Stated task –
Omit every picture, then give all the entries again exactly.
* START Dataset records *
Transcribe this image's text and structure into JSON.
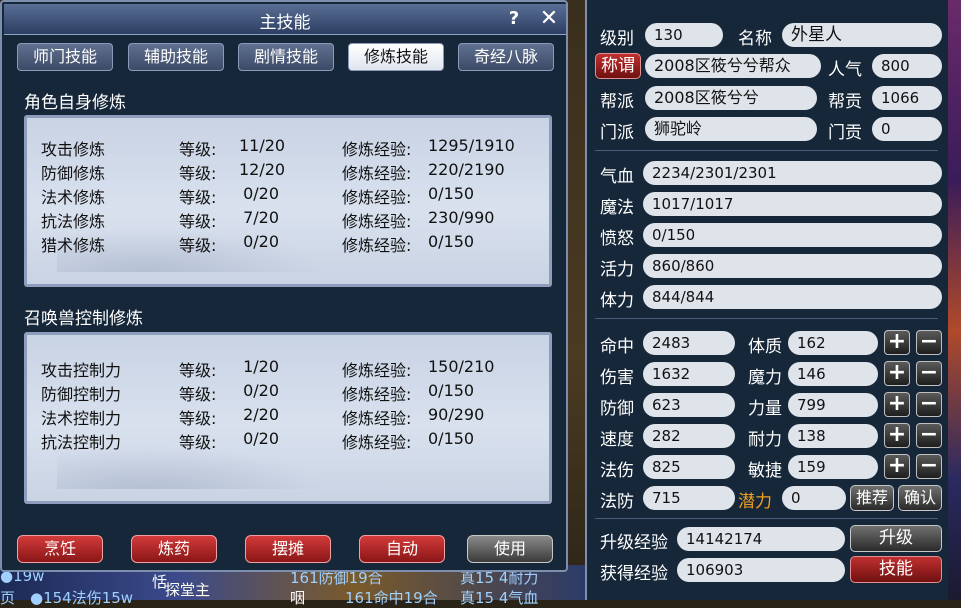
{
  "window": {
    "title": "主技能",
    "help": "?",
    "close": "✕"
  },
  "tabs": [
    "师门技能",
    "辅助技能",
    "剧情技能",
    "修炼技能",
    "奇经八脉"
  ],
  "self_section": {
    "title": "角色自身修炼",
    "rows": [
      {
        "name": "攻击修炼",
        "level_label": "等级:",
        "level": "11/20",
        "exp_label": "修炼经验:",
        "exp": "1295/1910"
      },
      {
        "name": "防御修炼",
        "level_label": "等级:",
        "level": "12/20",
        "exp_label": "修炼经验:",
        "exp": "220/2190"
      },
      {
        "name": "法术修炼",
        "level_label": "等级:",
        "level": "0/20",
        "exp_label": "修炼经验:",
        "exp": "0/150"
      },
      {
        "name": "抗法修炼",
        "level_label": "等级:",
        "level": "7/20",
        "exp_label": "修炼经验:",
        "exp": "230/990"
      },
      {
        "name": "猎术修炼",
        "level_label": "等级:",
        "level": "0/20",
        "exp_label": "修炼经验:",
        "exp": "0/150"
      }
    ]
  },
  "pet_section": {
    "title": "召唤兽控制修炼",
    "rows": [
      {
        "name": "攻击控制力",
        "level_label": "等级:",
        "level": "1/20",
        "exp_label": "修炼经验:",
        "exp": "150/210"
      },
      {
        "name": "防御控制力",
        "level_label": "等级:",
        "level": "0/20",
        "exp_label": "修炼经验:",
        "exp": "0/150"
      },
      {
        "name": "法术控制力",
        "level_label": "等级:",
        "level": "2/20",
        "exp_label": "修炼经验:",
        "exp": "90/290"
      },
      {
        "name": "抗法控制力",
        "level_label": "等级:",
        "level": "0/20",
        "exp_label": "修炼经验:",
        "exp": "0/150"
      }
    ]
  },
  "bottom_buttons": [
    "烹饪",
    "炼药",
    "摆摊",
    "自动",
    "使用"
  ],
  "background_text": [
    "●19w",
    "恬",
    "探堂主",
    "161防御19合",
    "真15 4耐力",
    "●154法伤15w",
    "161命中19合",
    "真15 4气血",
    "咽",
    "页"
  ],
  "char": {
    "level_label": "级别",
    "level": "130",
    "name_label": "名称",
    "name": "外星人",
    "title_btn": "称谓",
    "title": "2008区筱兮兮帮众",
    "pop_label": "人气",
    "pop": "800",
    "guild_label": "帮派",
    "guild": "2008区筱兮兮",
    "contrib_label": "帮贡",
    "contrib": "1066",
    "sect_label": "门派",
    "sect": "狮驼岭",
    "sect_contrib_label": "门贡",
    "sect_contrib": "0"
  },
  "vitals": [
    {
      "label": "气血",
      "value": "2234/2301/2301"
    },
    {
      "label": "魔法",
      "value": "1017/1017"
    },
    {
      "label": "愤怒",
      "value": "0/150"
    },
    {
      "label": "活力",
      "value": "860/860"
    },
    {
      "label": "体力",
      "value": "844/844"
    }
  ],
  "combat": [
    {
      "label": "命中",
      "value": "2483",
      "attr_label": "体质",
      "attr": "162"
    },
    {
      "label": "伤害",
      "value": "1632",
      "attr_label": "魔力",
      "attr": "146"
    },
    {
      "label": "防御",
      "value": "623",
      "attr_label": "力量",
      "attr": "799"
    },
    {
      "label": "速度",
      "value": "282",
      "attr_label": "耐力",
      "attr": "138"
    },
    {
      "label": "法伤",
      "value": "825",
      "attr_label": "敏捷",
      "attr": "159"
    }
  ],
  "magic_def": {
    "label": "法防",
    "value": "715"
  },
  "potential": {
    "label": "潜力",
    "value": "0",
    "recommend": "推荐",
    "confirm": "确认"
  },
  "exp": {
    "up_label": "升级经验",
    "up_value": "14142174",
    "upgrade_btn": "升级",
    "got_label": "获得经验",
    "got_value": "106903",
    "skill_btn": "技能"
  },
  "plus": "+",
  "minus": "−"
}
* END Dataset records *
Full output –
Transcribe this image's text and structure into JSON.
{
  "window": {
    "title": "主技能",
    "help": "?",
    "close": "✕"
  },
  "tabs": [
    "师门技能",
    "辅助技能",
    "剧情技能",
    "修炼技能",
    "奇经八脉"
  ],
  "self_section": {
    "title": "角色自身修炼",
    "rows": [
      {
        "name": "攻击修炼",
        "level_label": "等级:",
        "level": "11/20",
        "exp_label": "修炼经验:",
        "exp": "1295/1910"
      },
      {
        "name": "防御修炼",
        "level_label": "等级:",
        "level": "12/20",
        "exp_label": "修炼经验:",
        "exp": "220/2190"
      },
      {
        "name": "法术修炼",
        "level_label": "等级:",
        "level": "0/20",
        "exp_label": "修炼经验:",
        "exp": "0/150"
      },
      {
        "name": "抗法修炼",
        "level_label": "等级:",
        "level": "7/20",
        "exp_label": "修炼经验:",
        "exp": "230/990"
      },
      {
        "name": "猎术修炼",
        "level_label": "等级:",
        "level": "0/20",
        "exp_label": "修炼经验:",
        "exp": "0/150"
      }
    ]
  },
  "pet_section": {
    "title": "召唤兽控制修炼",
    "rows": [
      {
        "name": "攻击控制力",
        "level_label": "等级:",
        "level": "1/20",
        "exp_label": "修炼经验:",
        "exp": "150/210"
      },
      {
        "name": "防御控制力",
        "level_label": "等级:",
        "level": "0/20",
        "exp_label": "修炼经验:",
        "exp": "0/150"
      },
      {
        "name": "法术控制力",
        "level_label": "等级:",
        "level": "2/20",
        "exp_label": "修炼经验:",
        "exp": "90/290"
      },
      {
        "name": "抗法控制力",
        "level_label": "等级:",
        "level": "0/20",
        "exp_label": "修炼经验:",
        "exp": "0/150"
      }
    ]
  },
  "bottom_buttons": [
    "烹饪",
    "炼药",
    "摆摊",
    "自动",
    "使用"
  ],
  "background_text": [
    "●19w",
    "恬",
    "探堂主",
    "161防御19合",
    "真15 4耐力",
    "●154法伤15w",
    "161命中19合",
    "真15 4气血",
    "咽",
    "页"
  ],
  "char": {
    "level_label": "级别",
    "level": "130",
    "name_label": "名称",
    "name": "外星人",
    "title_btn": "称谓",
    "title": "2008区筱兮兮帮众",
    "pop_label": "人气",
    "pop": "800",
    "guild_label": "帮派",
    "guild": "2008区筱兮兮",
    "contrib_label": "帮贡",
    "contrib": "1066",
    "sect_label": "门派",
    "sect": "狮驼岭",
    "sect_contrib_label": "门贡",
    "sect_contrib": "0"
  },
  "vitals": [
    {
      "label": "气血",
      "value": "2234/2301/2301"
    },
    {
      "label": "魔法",
      "value": "1017/1017"
    },
    {
      "label": "愤怒",
      "value": "0/150"
    },
    {
      "label": "活力",
      "value": "860/860"
    },
    {
      "label": "体力",
      "value": "844/844"
    }
  ],
  "combat": [
    {
      "label": "命中",
      "value": "2483",
      "attr_label": "体质",
      "attr": "162"
    },
    {
      "label": "伤害",
      "value": "1632",
      "attr_label": "魔力",
      "attr": "146"
    },
    {
      "label": "防御",
      "value": "623",
      "attr_label": "力量",
      "attr": "799"
    },
    {
      "label": "速度",
      "value": "282",
      "attr_label": "耐力",
      "attr": "138"
    },
    {
      "label": "法伤",
      "value": "825",
      "attr_label": "敏捷",
      "attr": "159"
    }
  ],
  "magic_def": {
    "label": "法防",
    "value": "715"
  },
  "potential": {
    "label": "潜力",
    "value": "0",
    "recommend": "推荐",
    "confirm": "确认"
  },
  "exp": {
    "up_label": "升级经验",
    "up_value": "14142174",
    "upgrade_btn": "升级",
    "got_label": "获得经验",
    "got_value": "106903",
    "skill_btn": "技能"
  },
  "plus": "+",
  "minus": "−"
}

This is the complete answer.